──────── DATA ENTRIES ────────

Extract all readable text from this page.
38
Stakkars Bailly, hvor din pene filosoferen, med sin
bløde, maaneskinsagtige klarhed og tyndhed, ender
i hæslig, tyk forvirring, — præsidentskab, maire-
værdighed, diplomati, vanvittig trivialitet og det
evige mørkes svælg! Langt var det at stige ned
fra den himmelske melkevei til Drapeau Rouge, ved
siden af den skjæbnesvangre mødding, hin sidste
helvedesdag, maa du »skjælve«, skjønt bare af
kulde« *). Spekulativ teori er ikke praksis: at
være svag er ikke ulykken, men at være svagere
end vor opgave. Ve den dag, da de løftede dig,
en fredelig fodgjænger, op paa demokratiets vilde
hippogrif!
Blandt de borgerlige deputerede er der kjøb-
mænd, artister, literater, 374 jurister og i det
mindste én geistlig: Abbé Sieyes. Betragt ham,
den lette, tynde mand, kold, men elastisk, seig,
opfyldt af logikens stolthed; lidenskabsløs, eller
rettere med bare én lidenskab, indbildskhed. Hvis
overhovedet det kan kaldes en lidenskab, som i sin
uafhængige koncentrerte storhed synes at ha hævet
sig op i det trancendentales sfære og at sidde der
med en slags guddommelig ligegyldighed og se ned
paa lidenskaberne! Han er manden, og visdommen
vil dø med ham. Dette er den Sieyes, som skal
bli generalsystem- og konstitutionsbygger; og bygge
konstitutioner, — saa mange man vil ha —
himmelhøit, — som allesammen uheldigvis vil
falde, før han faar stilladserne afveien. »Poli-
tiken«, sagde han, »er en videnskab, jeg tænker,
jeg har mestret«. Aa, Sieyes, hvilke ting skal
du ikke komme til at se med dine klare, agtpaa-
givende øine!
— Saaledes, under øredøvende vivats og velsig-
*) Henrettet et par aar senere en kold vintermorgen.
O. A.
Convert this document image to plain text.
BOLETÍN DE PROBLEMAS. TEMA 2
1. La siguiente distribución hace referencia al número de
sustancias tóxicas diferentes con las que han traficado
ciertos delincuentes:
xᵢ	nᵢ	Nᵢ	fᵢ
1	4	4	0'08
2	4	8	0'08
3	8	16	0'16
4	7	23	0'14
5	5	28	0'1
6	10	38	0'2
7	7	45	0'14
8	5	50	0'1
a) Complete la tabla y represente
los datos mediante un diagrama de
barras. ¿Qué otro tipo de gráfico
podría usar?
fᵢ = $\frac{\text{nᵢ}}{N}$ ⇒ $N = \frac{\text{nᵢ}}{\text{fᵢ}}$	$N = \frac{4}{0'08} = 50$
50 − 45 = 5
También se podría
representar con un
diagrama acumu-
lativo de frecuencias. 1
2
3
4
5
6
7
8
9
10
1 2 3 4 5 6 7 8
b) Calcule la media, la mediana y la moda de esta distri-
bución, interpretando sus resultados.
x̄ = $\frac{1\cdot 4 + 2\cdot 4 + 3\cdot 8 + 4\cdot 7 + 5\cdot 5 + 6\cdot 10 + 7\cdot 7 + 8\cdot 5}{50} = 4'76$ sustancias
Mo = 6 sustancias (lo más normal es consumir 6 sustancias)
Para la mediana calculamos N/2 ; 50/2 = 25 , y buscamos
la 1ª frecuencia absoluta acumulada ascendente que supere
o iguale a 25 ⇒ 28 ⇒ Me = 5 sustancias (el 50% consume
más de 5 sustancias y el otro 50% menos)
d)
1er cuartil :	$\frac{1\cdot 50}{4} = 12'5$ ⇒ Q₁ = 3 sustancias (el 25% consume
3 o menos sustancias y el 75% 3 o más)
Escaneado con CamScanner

────────

**PROMPT:** Show every line of the records above that contains the word "skal".

**RESULT BELOW:**
vil dø med ham. Dette er den Sieyes, som skal
jeg har mestret«. Aa, Sieyes, hvilke ting skal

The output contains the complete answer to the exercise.